§ PROVIDED MATERIAL:
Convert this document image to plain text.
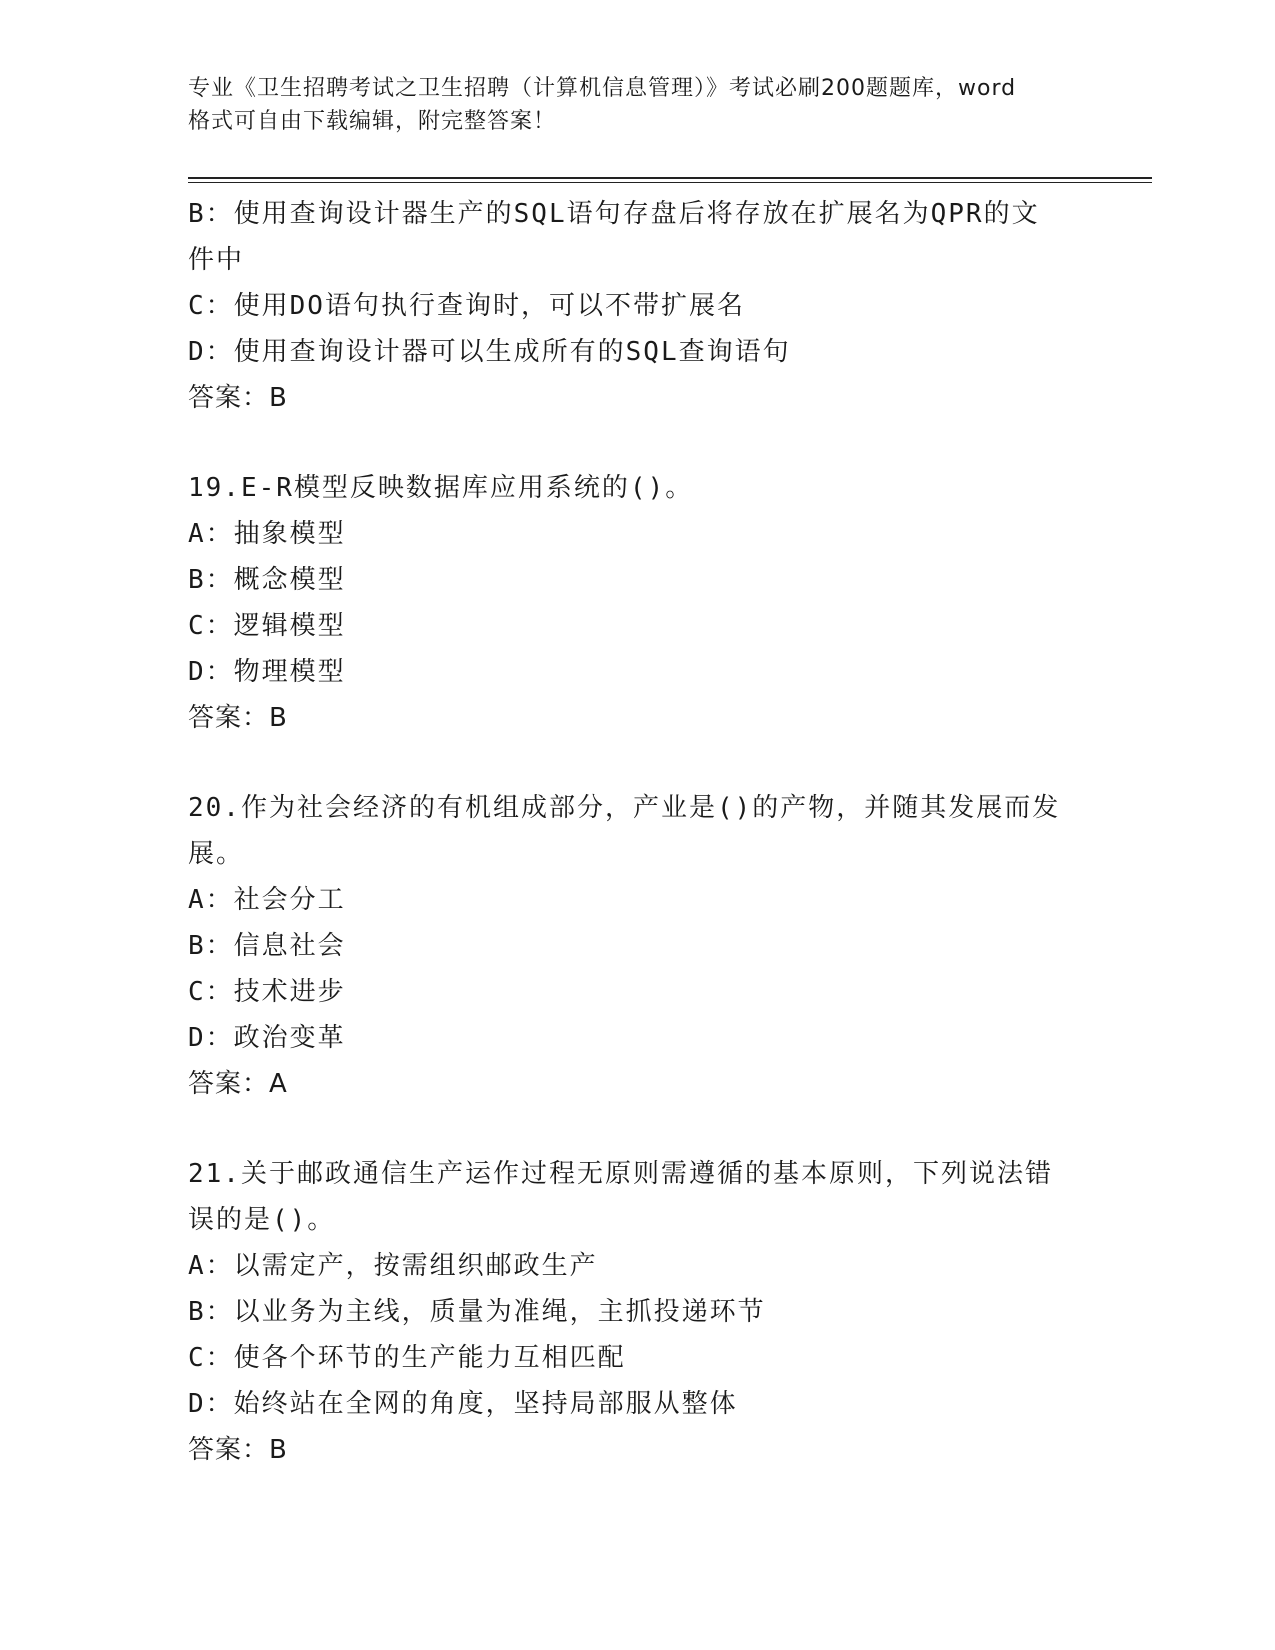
专业《卫生招聘考试之卫生招聘（计算机信息管理）》考试必刷200题题库，word
格式可自由下载编辑，附完整答案！
B：使用查询设计器生产的SQL语句存盘后将存放在扩展名为QPR的文
件中
C：使用DO语句执行查询时，可以不带扩展名
D：使用查询设计器可以生成所有的SQL查询语句
答案：B
19.E-R模型反映数据库应用系统的()。
A：抽象模型
B：概念模型
C：逻辑模型
D：物理模型
答案：B
20.作为社会经济的有机组成部分，产业是()的产物，并随其发展而发
展。
A：社会分工
B：信息社会
C：技术进步
D：政治变革
答案：A
21.关于邮政通信生产运作过程无原则需遵循的基本原则，下列说法错
误的是()。
A：以需定产，按需组织邮政生产
B：以业务为主线，质量为准绳，主抓投递环节
C：使各个环节的生产能力互相匹配
D：始终站在全网的角度，坚持局部服从整体
答案：B
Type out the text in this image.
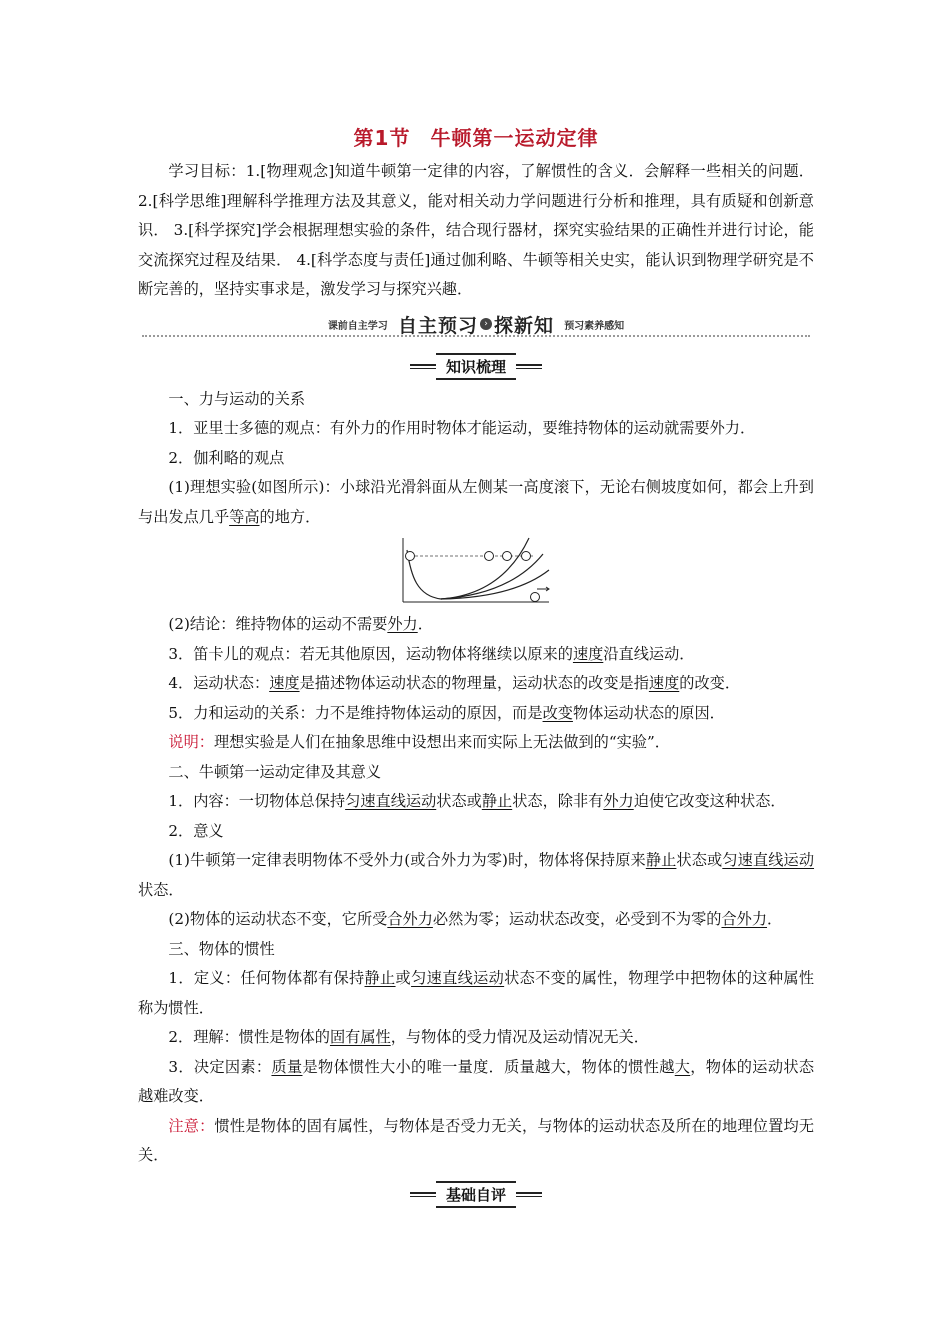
第1节 牛顿第一运动定律

学习目标：1.[物理观念]知道牛顿第一定律的内容，了解惯性的含义．会解释一些相关的问题． 2.[科学思维]理解科学推理方法及其意义，能对相关动力学问题进行分析和推理，具有质疑和创新意识． 3.[科学探究]学会根据理想实验的条件，结合现行器材，探究实验结果的正确性并进行讨论，能交流探究过程及结果． 4.[科学态度与责任]通过伽利略、牛顿等相关史实，能认识到物理学研究是不断完善的，坚持实事求是，激发学习与探究兴趣．

课前自主学习 自主预习 › 探新知 预习素养感知
知识梳理

一、力与运动的关系

1．亚里士多德的观点：有外力的作用时物体才能运动，要维持物体的运动就需要外力．

2．伽利略的观点

(1)理想实验(如图所示)：小球沿光滑斜面从左侧某一高度滚下，无论右侧坡度如何，都会上升到与出发点几乎等高的地方．

(2)结论：维持物体的运动不需要外力．

3．笛卡儿的观点：若无其他原因，运动物体将继续以原来的速度沿直线运动．

4．运动状态：速度是描述物体运动状态的物理量，运动状态的改变是指速度的改变．

5．力和运动的关系：力不是维持物体运动的原因，而是改变物体运动状态的原因．

说明：理想实验是人们在抽象思维中设想出来而实际上无法做到的“实验”．

二、牛顿第一运动定律及其意义

1．内容：一切物体总保持匀速直线运动状态或静止状态，除非有外力迫使它改变这种状态．

2．意义

(1)牛顿第一定律表明物体不受外力(或合外力为零)时，物体将保持原来静止状态或匀速直线运动状态．

(2)物体的运动状态不变，它所受合外力必然为零；运动状态改变，必受到不为零的合外力．

三、物体的惯性

1．定义：任何物体都有保持静止或匀速直线运动状态不变的属性，物理学中把物体的这种属性称为惯性．

2．理解：惯性是物体的固有属性，与物体的受力情况及运动情况无关．

3．决定因素：质量是物体惯性大小的唯一量度．质量越大，物体的惯性越大，物体的运动状态越难改变．

注意：惯性是物体的固有属性，与物体是否受力无关，与物体的运动状态及所在的地理位置均无关．

基础自评
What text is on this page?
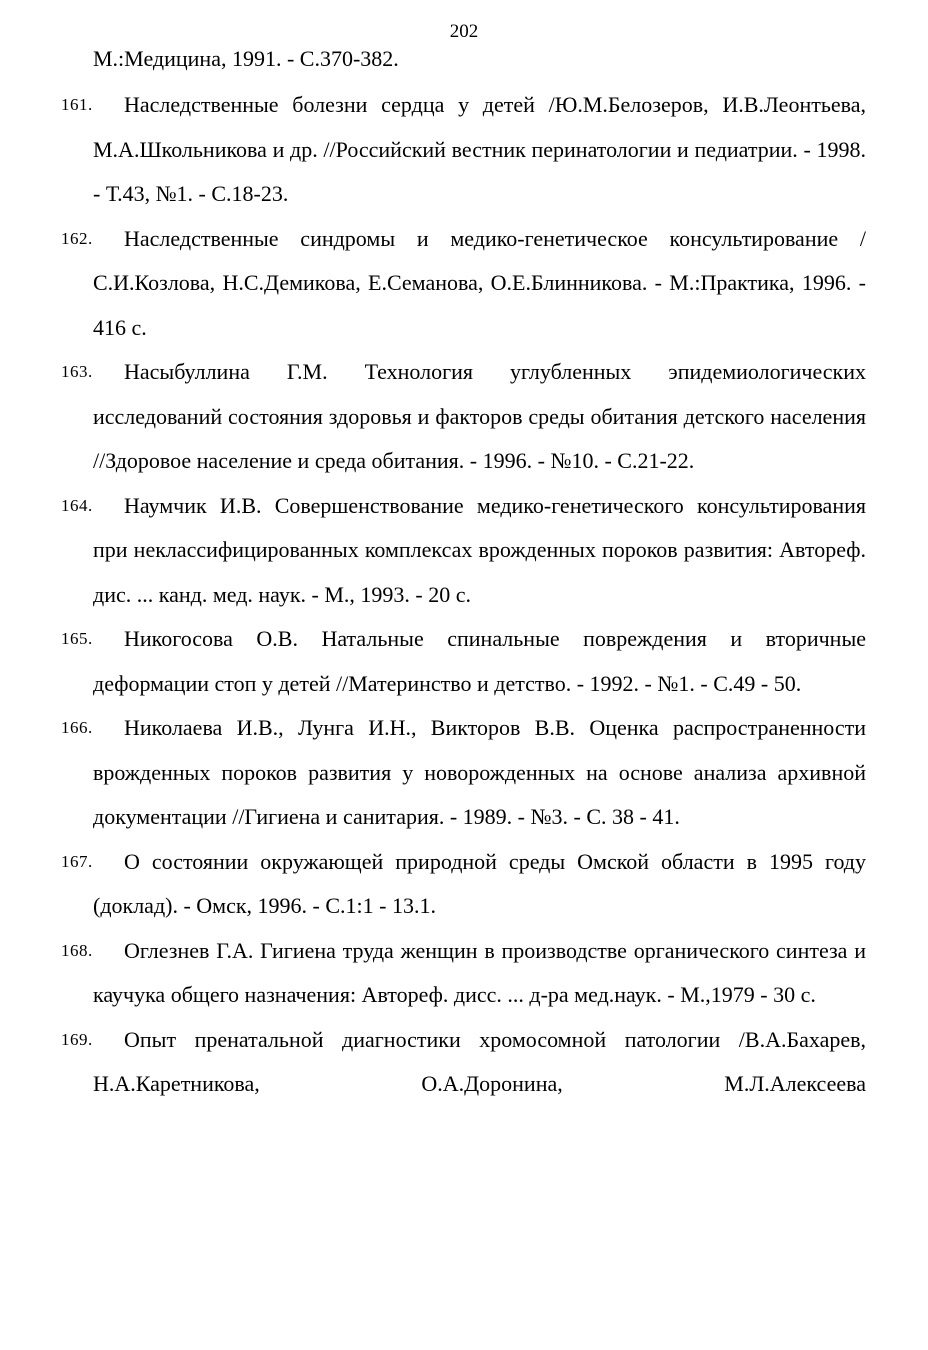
202
М.:Медицина, 1991. - С.370-382.
161.	Наследственные болезни сердца у детей /Ю.М.Белозеров, И.В.Леонтьева, М.А.Школьникова и др. //Российский вестник перинатологии и педиатрии. - 1998. - Т.43, №1. - С.18-23.
162.	Наследственные синдромы и медико-генетическое консультирование /С.И.Козлова, Н.С.Демикова, Е.Семанова, О.Е.Блинникова. - М.:Практика, 1996. - 416 с.
163.	Насыбуллина Г.М. Технология углубленных эпидемиологических исследований состояния здоровья и факторов среды обитания детского населения //Здоровое население и среда обитания. - 1996. - №10. - С.21-22.
164.	Наумчик И.В. Совершенствование медико-генетического консультирования при неклассифицированных комплексах врожденных пороков развития: Автореф. дис. ... канд. мед. наук. - М., 1993. - 20 с.
165.	Никогосова О.В. Натальные спинальные повреждения и вторичные деформации стоп у детей //Материнство и детство. - 1992. - №1. - С.49 - 50.
166.	Николаева И.В., Лунга И.Н., Викторов В.В. Оценка распространенности врожденных пороков развития у новорожденных на основе анализа архивной документации //Гигиена и санитария. - 1989. - №3. - С. 38 - 41.
167.	О состоянии окружающей природной среды Омской области в 1995 году (доклад). - Омск, 1996. - С.1:1 - 13.1.
168.	Оглезнев Г.А. Гигиена труда женщин в производстве органического синтеза и каучука общего назначения: Автореф. дисс. ... д-ра мед.наук. - М.,1979 - 30 с.
169.	Опыт пренатальной диагностики хромосомной патологии /В.А.Бахарев, Н.А.Каретникова, О.А.Доронина, М.Л.Алексеева
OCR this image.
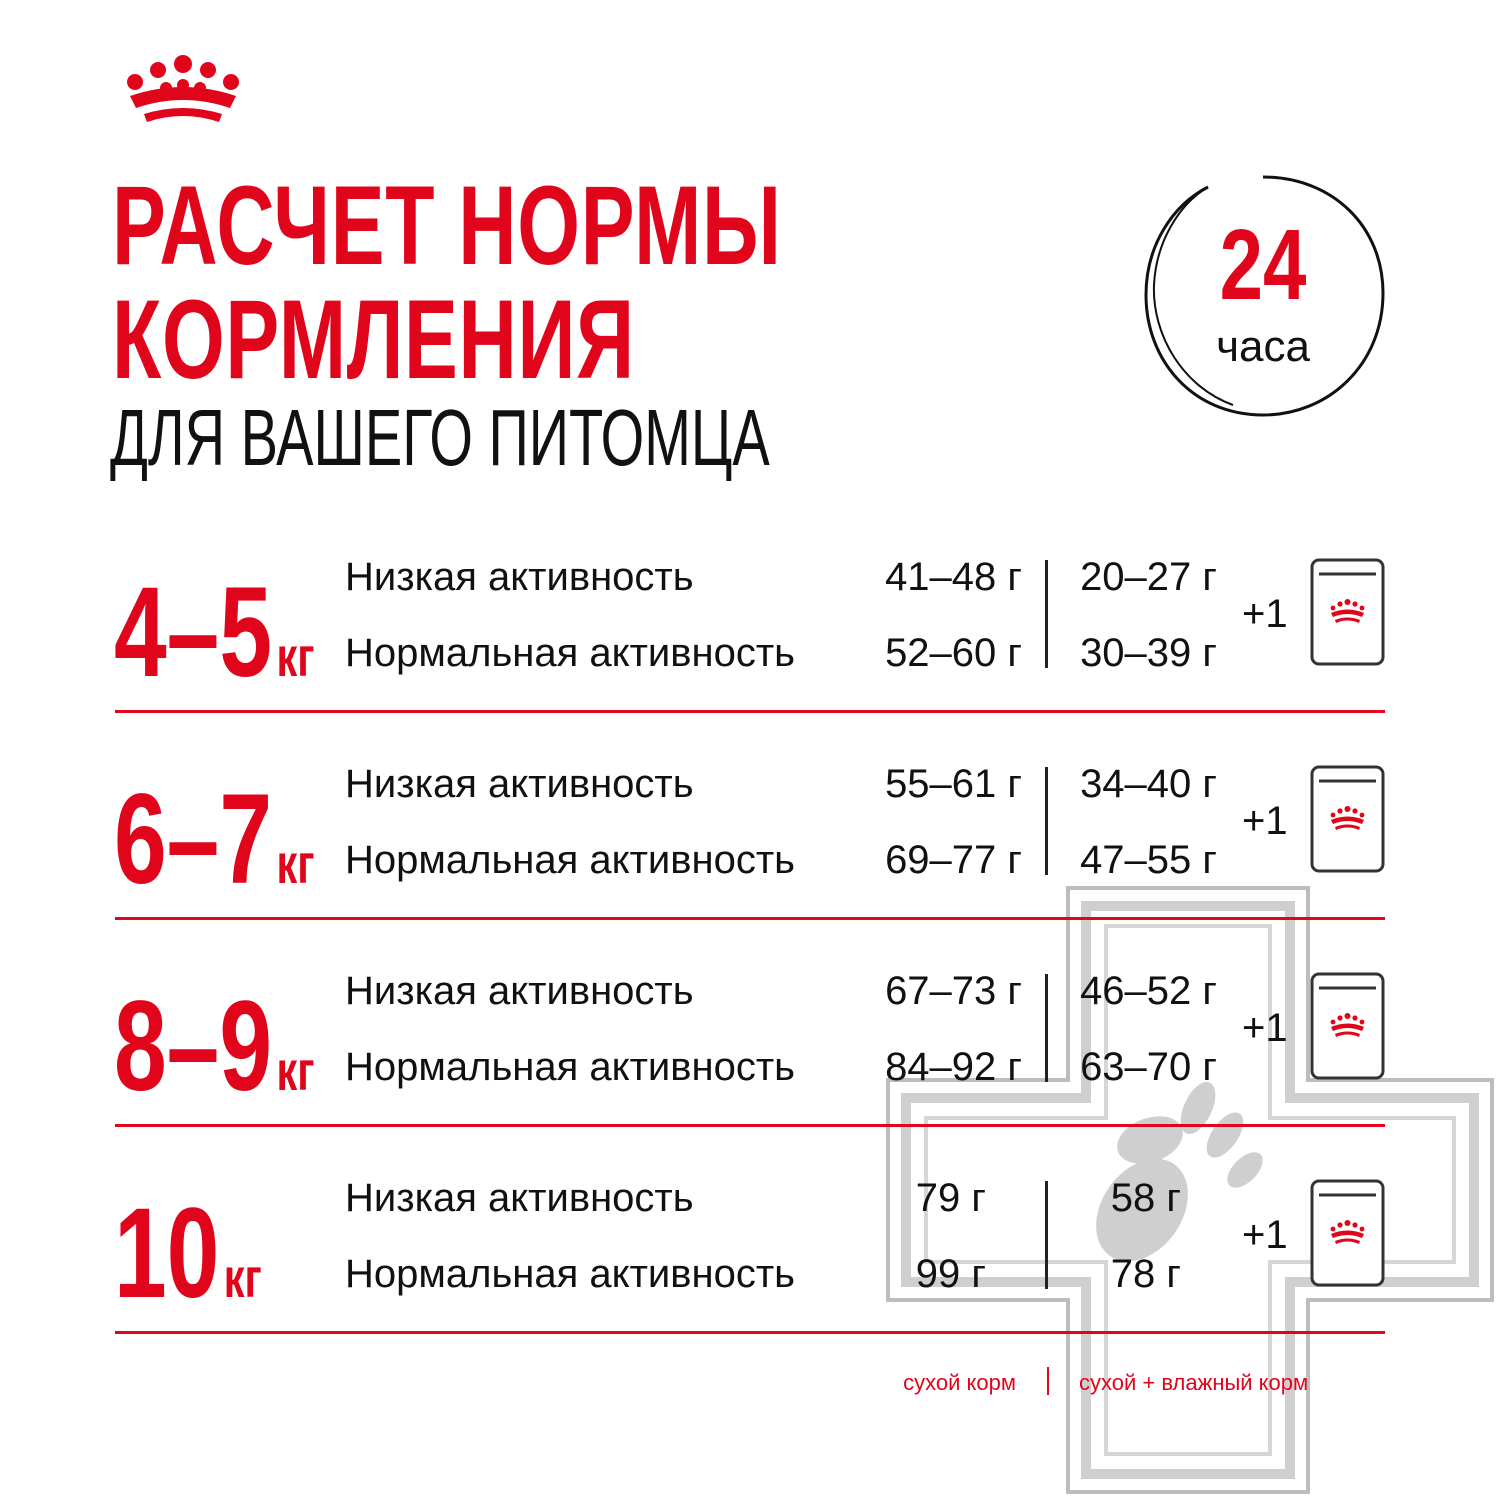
РАСЧЕТ НОРМЫ
КОРМЛЕНИЯ
ДЛЯ ВАШЕГО ПИТОМЦА
24
часа
4–5кг
Низкая активность
Нормальная активность
41–48 г
52–60 г
20–27 г
30–39 г
+1
6–7кг
Низкая активность
Нормальная активность
55–61 г
69–77 г
34–40 г
47–55 г
+1
8–9кг
Низкая активность
Нормальная активность
67–73 г
84–92 г
46–52 г
63–70 г
+1
10кг
Низкая активность
Нормальная активность
79 г
99 г
58 г
78 г
+1
сухой корм	сухой + влажный корм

§ WRITTEN PROBLEM: Copy out all the entries exactly. Images stay out of the copy.

§ ANSWER IN FULL:
Convert this document image to plain text.
专业《卫生招聘考试之卫生招聘（计算机信息管理）》考试必刷200题题库，word
格式可自由下载编辑，附完整答案！
B：使用查询设计器生产的SQL语句存盘后将存放在扩展名为QPR的文
件中
C：使用DO语句执行查询时，可以不带扩展名
D：使用查询设计器可以生成所有的SQL查询语句
答案：B
19.E-R模型反映数据库应用系统的()。
A：抽象模型
B：概念模型
C：逻辑模型
D：物理模型
答案：B
20.作为社会经济的有机组成部分，产业是()的产物，并随其发展而发
展。
A：社会分工
B：信息社会
C：技术进步
D：政治变革
答案：A
21.关于邮政通信生产运作过程无原则需遵循的基本原则，下列说法错
误的是()。
A：以需定产，按需组织邮政生产
B：以业务为主线，质量为准绳，主抓投递环节
C：使各个环节的生产能力互相匹配
D：始终站在全网的角度，坚持局部服从整体
答案：B
Type out the text in this image.
第1节 牛顿第一运动定律

学习目标：1.[物理观念]知道牛顿第一定律的内容，了解惯性的含义．会解释一些相关的问题． 2.[科学思维]理解科学推理方法及其意义，能对相关动力学问题进行分析和推理，具有质疑和创新意识． 3.[科学探究]学会根据理想实验的条件，结合现行器材，探究实验结果的正确性并进行讨论，能交流探究过程及结果． 4.[科学态度与责任]通过伽利略、牛顿等相关史实，能认识到物理学研究是不断完善的，坚持实事求是，激发学习与探究兴趣．

课前自主学习 自主预习 › 探新知 预习素养感知
知识梳理

一、力与运动的关系

1．亚里士多德的观点：有外力的作用时物体才能运动，要维持物体的运动就需要外力．

2．伽利略的观点

(1)理想实验(如图所示)：小球沿光滑斜面从左侧某一高度滚下，无论右侧坡度如何，都会上升到与出发点几乎等高的地方．

(2)结论：维持物体的运动不需要外力．

3．笛卡儿的观点：若无其他原因，运动物体将继续以原来的速度沿直线运动．

4．运动状态：速度是描述物体运动状态的物理量，运动状态的改变是指速度的改变．

5．力和运动的关系：力不是维持物体运动的原因，而是改变物体运动状态的原因．

说明：理想实验是人们在抽象思维中设想出来而实际上无法做到的“实验”．

二、牛顿第一运动定律及其意义

1．内容：一切物体总保持匀速直线运动状态或静止状态，除非有外力迫使它改变这种状态．

2．意义

(1)牛顿第一定律表明物体不受外力(或合外力为零)时，物体将保持原来静止状态或匀速直线运动状态．

(2)物体的运动状态不变，它所受合外力必然为零；运动状态改变，必受到不为零的合外力．

三、物体的惯性

1．定义：任何物体都有保持静止或匀速直线运动状态不变的属性，物理学中把物体的这种属性称为惯性．

2．理解：惯性是物体的固有属性，与物体的受力情况及运动情况无关．

3．决定因素：质量是物体惯性大小的唯一量度．质量越大，物体的惯性越大，物体的运动状态越难改变．

注意：惯性是物体的固有属性，与物体是否受力无关，与物体的运动状态及所在的地理位置均无关．

基础自评
What text is on this page?
202
М.:Медицина, 1991. - С.370-382.
161.	Наследственные болезни сердца у детей /Ю.М.Белозеров, И.В.Леонтьева, М.А.Школьникова и др. //Российский вестник перинатологии и педиатрии. - 1998. - Т.43, №1. - С.18-23.
162.	Наследственные синдромы и медико-генетическое консультирование /С.И.Козлова, Н.С.Демикова, Е.Семанова, О.Е.Блинникова. - М.:Практика, 1996. - 416 с.
163.	Насыбуллина Г.М. Технология углубленных эпидемиологических исследований состояния здоровья и факторов среды обитания детского населения //Здоровое население и среда обитания. - 1996. - №10. - С.21-22.
164.	Наумчик И.В. Совершенствование медико-генетического консультирования при неклассифицированных комплексах врожденных пороков развития: Автореф. дис. ... канд. мед. наук. - М., 1993. - 20 с.
165.	Никогосова О.В. Натальные спинальные повреждения и вторичные деформации стоп у детей //Материнство и детство. - 1992. - №1. - С.49 - 50.
166.	Николаева И.В., Лунга И.Н., Викторов В.В. Оценка распространенности врожденных пороков развития у новорожденных на основе анализа архивной документации //Гигиена и санитария. - 1989. - №3. - С. 38 - 41.
167.	О состоянии окружающей природной среды Омской области в 1995 году (доклад). - Омск, 1996. - С.1:1 - 13.1.
168.	Оглезнев Г.А. Гигиена труда женщин в производстве органического синтеза и каучука общего назначения: Автореф. дисс. ... д-ра мед.наук. - М.,1979 - 30 с.
169.	Опыт пренатальной диагностики хромосомной патологии /В.А.Бахарев, Н.А.Каретникова, О.А.Доронина, М.Л.Алексеева
OCR this image.
РАСЧЕТ НОРМЫ
КОРМЛЕНИЯ
ДЛЯ ВАШЕГО ПИТОМЦА
24
часа
4–5кг
Низкая активность
Нормальная активность
41–48 г
52–60 г
20–27 г
30–39 г
+1
6–7кг
Низкая активность
Нормальная активность
55–61 г
69–77 г
34–40 г
47–55 г
+1
8–9кг
Низкая активность
Нормальная активность
67–73 г
84–92 г
46–52 г
63–70 г
+1
10кг
Низкая активность
Нормальная активность
79 г
99 г
58 г
78 г
+1
сухой корм	сухой + влажный корм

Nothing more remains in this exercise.